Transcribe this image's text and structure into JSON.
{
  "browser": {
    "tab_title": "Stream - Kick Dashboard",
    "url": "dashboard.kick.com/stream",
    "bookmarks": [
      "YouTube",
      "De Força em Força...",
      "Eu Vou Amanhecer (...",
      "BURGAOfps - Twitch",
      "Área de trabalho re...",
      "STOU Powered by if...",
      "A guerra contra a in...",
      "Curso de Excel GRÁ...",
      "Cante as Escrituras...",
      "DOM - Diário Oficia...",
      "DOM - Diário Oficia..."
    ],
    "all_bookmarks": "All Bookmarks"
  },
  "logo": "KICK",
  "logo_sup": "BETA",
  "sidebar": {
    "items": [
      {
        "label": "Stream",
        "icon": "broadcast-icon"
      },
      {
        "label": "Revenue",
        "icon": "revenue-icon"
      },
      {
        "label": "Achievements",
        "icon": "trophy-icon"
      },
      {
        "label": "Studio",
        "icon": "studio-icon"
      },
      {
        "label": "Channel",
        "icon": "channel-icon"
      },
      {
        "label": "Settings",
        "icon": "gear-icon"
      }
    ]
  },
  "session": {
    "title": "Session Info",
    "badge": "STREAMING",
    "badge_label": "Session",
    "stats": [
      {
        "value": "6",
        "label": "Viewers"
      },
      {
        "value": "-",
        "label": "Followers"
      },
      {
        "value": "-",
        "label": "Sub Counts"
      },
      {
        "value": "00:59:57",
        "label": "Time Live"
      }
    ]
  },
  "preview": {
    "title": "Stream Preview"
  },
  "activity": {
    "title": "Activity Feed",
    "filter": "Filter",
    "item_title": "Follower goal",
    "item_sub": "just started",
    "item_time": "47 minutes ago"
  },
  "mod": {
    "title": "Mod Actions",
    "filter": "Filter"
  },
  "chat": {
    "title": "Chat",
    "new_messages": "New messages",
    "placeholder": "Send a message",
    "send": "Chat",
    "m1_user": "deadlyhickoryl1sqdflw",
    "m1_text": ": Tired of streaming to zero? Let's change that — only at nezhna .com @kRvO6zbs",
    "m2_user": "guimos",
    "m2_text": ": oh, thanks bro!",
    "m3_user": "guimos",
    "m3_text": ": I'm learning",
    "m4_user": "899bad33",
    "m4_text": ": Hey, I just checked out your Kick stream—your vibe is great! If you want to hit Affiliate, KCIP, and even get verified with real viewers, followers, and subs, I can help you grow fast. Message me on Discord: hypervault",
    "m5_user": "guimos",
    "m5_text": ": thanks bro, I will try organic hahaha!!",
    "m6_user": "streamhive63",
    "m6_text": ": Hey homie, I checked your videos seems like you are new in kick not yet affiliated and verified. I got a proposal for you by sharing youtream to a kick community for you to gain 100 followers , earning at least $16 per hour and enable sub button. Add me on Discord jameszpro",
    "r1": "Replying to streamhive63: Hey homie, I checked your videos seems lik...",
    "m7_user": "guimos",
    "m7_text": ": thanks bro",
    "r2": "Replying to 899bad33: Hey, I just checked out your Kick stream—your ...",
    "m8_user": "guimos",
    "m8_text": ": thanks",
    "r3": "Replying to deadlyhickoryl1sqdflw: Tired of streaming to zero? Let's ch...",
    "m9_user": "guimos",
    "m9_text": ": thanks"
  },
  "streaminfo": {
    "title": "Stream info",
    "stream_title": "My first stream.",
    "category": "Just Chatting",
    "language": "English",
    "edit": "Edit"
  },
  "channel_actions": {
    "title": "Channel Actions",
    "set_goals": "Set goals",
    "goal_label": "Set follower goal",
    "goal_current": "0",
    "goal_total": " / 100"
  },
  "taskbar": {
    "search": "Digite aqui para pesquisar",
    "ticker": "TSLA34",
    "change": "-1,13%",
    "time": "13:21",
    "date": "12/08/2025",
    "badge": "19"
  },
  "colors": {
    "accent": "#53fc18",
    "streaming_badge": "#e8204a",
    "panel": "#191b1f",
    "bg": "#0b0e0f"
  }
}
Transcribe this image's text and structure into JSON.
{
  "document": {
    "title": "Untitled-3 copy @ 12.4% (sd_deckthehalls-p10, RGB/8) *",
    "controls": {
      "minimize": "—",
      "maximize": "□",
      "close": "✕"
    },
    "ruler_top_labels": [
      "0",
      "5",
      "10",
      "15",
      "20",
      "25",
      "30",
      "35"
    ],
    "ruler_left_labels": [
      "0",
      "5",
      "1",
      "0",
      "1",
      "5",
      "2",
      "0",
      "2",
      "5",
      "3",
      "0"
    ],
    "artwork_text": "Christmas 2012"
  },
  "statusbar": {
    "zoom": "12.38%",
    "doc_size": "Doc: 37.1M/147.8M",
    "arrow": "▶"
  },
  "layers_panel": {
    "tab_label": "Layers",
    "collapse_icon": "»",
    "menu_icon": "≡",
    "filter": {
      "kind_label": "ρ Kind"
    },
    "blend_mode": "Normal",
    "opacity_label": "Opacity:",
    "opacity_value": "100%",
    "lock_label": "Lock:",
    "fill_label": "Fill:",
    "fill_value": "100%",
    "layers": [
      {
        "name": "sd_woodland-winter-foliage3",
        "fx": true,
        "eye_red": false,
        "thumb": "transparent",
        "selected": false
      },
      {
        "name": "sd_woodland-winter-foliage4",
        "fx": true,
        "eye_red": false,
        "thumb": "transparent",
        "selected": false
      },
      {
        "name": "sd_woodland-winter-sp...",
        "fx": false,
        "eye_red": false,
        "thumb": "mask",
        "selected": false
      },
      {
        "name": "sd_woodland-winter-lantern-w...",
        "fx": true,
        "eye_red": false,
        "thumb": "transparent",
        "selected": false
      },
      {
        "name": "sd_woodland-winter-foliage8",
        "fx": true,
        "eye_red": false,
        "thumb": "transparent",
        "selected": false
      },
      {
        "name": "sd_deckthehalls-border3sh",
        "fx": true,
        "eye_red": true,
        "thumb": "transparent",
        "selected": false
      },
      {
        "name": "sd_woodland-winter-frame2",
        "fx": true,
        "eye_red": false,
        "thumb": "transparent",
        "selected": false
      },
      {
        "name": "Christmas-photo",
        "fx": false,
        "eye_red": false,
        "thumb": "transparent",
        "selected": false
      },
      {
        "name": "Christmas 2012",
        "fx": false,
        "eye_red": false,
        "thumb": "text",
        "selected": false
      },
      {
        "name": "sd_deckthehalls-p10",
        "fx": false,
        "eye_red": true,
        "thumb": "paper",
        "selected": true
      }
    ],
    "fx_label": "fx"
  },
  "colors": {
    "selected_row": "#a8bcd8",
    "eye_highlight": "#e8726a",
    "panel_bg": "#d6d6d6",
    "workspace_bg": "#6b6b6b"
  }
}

● **Do this**
Print the whole listing again, exactly.

● **Written solution**
Transcribe this image's text and structure into JSON.
{
  "browser": {
    "tab_title": "Stream - Kick Dashboard",
    "url": "dashboard.kick.com/stream",
    "bookmarks": [
      "YouTube",
      "De Força em Força...",
      "Eu Vou Amanhecer (...",
      "BURGAOfps - Twitch",
      "Área de trabalho re...",
      "STOU Powered by if...",
      "A guerra contra a in...",
      "Curso de Excel GRÁ...",
      "Cante as Escrituras...",
      "DOM - Diário Oficia...",
      "DOM - Diário Oficia..."
    ],
    "all_bookmarks": "All Bookmarks"
  },
  "logo": "KICK",
  "logo_sup": "BETA",
  "sidebar": {
    "items": [
      {
        "label": "Stream",
        "icon": "broadcast-icon"
      },
      {
        "label": "Revenue",
        "icon": "revenue-icon"
      },
      {
        "label": "Achievements",
        "icon": "trophy-icon"
      },
      {
        "label": "Studio",
        "icon": "studio-icon"
      },
      {
        "label": "Channel",
        "icon": "channel-icon"
      },
      {
        "label": "Settings",
        "icon": "gear-icon"
      }
    ]
  },
  "session": {
    "title": "Session Info",
    "badge": "STREAMING",
    "badge_label": "Session",
    "stats": [
      {
        "value": "6",
        "label": "Viewers"
      },
      {
        "value": "-",
        "label": "Followers"
      },
      {
        "value": "-",
        "label": "Sub Counts"
      },
      {
        "value": "00:59:57",
        "label": "Time Live"
      }
    ]
  },
  "preview": {
    "title": "Stream Preview"
  },
  "activity": {
    "title": "Activity Feed",
    "filter": "Filter",
    "item_title": "Follower goal",
    "item_sub": "just started",
    "item_time": "47 minutes ago"
  },
  "mod": {
    "title": "Mod Actions",
    "filter": "Filter"
  },
  "chat": {
    "title": "Chat",
    "new_messages": "New messages",
    "placeholder": "Send a message",
    "send": "Chat",
    "m1_user": "deadlyhickoryl1sqdflw",
    "m1_text": ": Tired of streaming to zero? Let's change that — only at nezhna .com @kRvO6zbs",
    "m2_user": "guimos",
    "m2_text": ": oh, thanks bro!",
    "m3_user": "guimos",
    "m3_text": ": I'm learning",
    "m4_user": "899bad33",
    "m4_text": ": Hey, I just checked out your Kick stream—your vibe is great! If you want to hit Affiliate, KCIP, and even get verified with real viewers, followers, and subs, I can help you grow fast. Message me on Discord: hypervault",
    "m5_user": "guimos",
    "m5_text": ": thanks bro, I will try organic hahaha!!",
    "m6_user": "streamhive63",
    "m6_text": ": Hey homie, I checked your videos seems like you are new in kick not yet affiliated and verified. I got a proposal for you by sharing youtream to a kick community for you to gain 100 followers , earning at least $16 per hour and enable sub button. Add me on Discord jameszpro",
    "r1": "Replying to streamhive63: Hey homie, I checked your videos seems lik...",
    "m7_user": "guimos",
    "m7_text": ": thanks bro",
    "r2": "Replying to 899bad33: Hey, I just checked out your Kick stream—your ...",
    "m8_user": "guimos",
    "m8_text": ": thanks",
    "r3": "Replying to deadlyhickoryl1sqdflw: Tired of streaming to zero? Let's ch...",
    "m9_user": "guimos",
    "m9_text": ": thanks"
  },
  "streaminfo": {
    "title": "Stream info",
    "stream_title": "My first stream.",
    "category": "Just Chatting",
    "language": "English",
    "edit": "Edit"
  },
  "channel_actions": {
    "title": "Channel Actions",
    "set_goals": "Set goals",
    "goal_label": "Set follower goal",
    "goal_current": "0",
    "goal_total": " / 100"
  },
  "taskbar": {
    "search": "Digite aqui para pesquisar",
    "ticker": "TSLA34",
    "change": "-1,13%",
    "time": "13:21",
    "date": "12/08/2025",
    "badge": "19"
  },
  "colors": {
    "accent": "#53fc18",
    "streaming_badge": "#e8204a",
    "panel": "#191b1f",
    "bg": "#0b0e0f"
  }
}
Transcribe this image's text and structure into JSON.
{
  "document": {
    "title": "Untitled-3 copy @ 12.4% (sd_deckthehalls-p10, RGB/8) *",
    "controls": {
      "minimize": "—",
      "maximize": "□",
      "close": "✕"
    },
    "ruler_top_labels": [
      "0",
      "5",
      "10",
      "15",
      "20",
      "25",
      "30",
      "35"
    ],
    "ruler_left_labels": [
      "0",
      "5",
      "1",
      "0",
      "1",
      "5",
      "2",
      "0",
      "2",
      "5",
      "3",
      "0"
    ],
    "artwork_text": "Christmas 2012"
  },
  "statusbar": {
    "zoom": "12.38%",
    "doc_size": "Doc: 37.1M/147.8M",
    "arrow": "▶"
  },
  "layers_panel": {
    "tab_label": "Layers",
    "collapse_icon": "»",
    "menu_icon": "≡",
    "filter": {
      "kind_label": "ρ Kind"
    },
    "blend_mode": "Normal",
    "opacity_label": "Opacity:",
    "opacity_value": "100%",
    "lock_label": "Lock:",
    "fill_label": "Fill:",
    "fill_value": "100%",
    "layers": [
      {
        "name": "sd_woodland-winter-foliage3",
        "fx": true,
        "eye_red": false,
        "thumb": "transparent",
        "selected": false
      },
      {
        "name": "sd_woodland-winter-foliage4",
        "fx": true,
        "eye_red": false,
        "thumb": "transparent",
        "selected": false
      },
      {
        "name": "sd_woodland-winter-sp...",
        "fx": false,
        "eye_red": false,
        "thumb": "mask",
        "selected": false
      },
      {
        "name": "sd_woodland-winter-lantern-w...",
        "fx": true,
        "eye_red": false,
        "thumb": "transparent",
        "selected": false
      },
      {
        "name": "sd_woodland-winter-foliage8",
        "fx": true,
        "eye_red": false,
        "thumb": "transparent",
        "selected": false
      },
      {
        "name": "sd_deckthehalls-border3sh",
        "fx": true,
        "eye_red": true,
        "thumb": "transparent",
        "selected": false
      },
      {
        "name": "sd_woodland-winter-frame2",
        "fx": true,
        "eye_red": false,
        "thumb": "transparent",
        "selected": false
      },
      {
        "name": "Christmas-photo",
        "fx": false,
        "eye_red": false,
        "thumb": "transparent",
        "selected": false
      },
      {
        "name": "Christmas 2012",
        "fx": false,
        "eye_red": false,
        "thumb": "text",
        "selected": false
      },
      {
        "name": "sd_deckthehalls-p10",
        "fx": false,
        "eye_red": true,
        "thumb": "paper",
        "selected": true
      }
    ],
    "fx_label": "fx"
  },
  "colors": {
    "selected_row": "#a8bcd8",
    "eye_highlight": "#e8726a",
    "panel_bg": "#d6d6d6",
    "workspace_bg": "#6b6b6b"
  }
}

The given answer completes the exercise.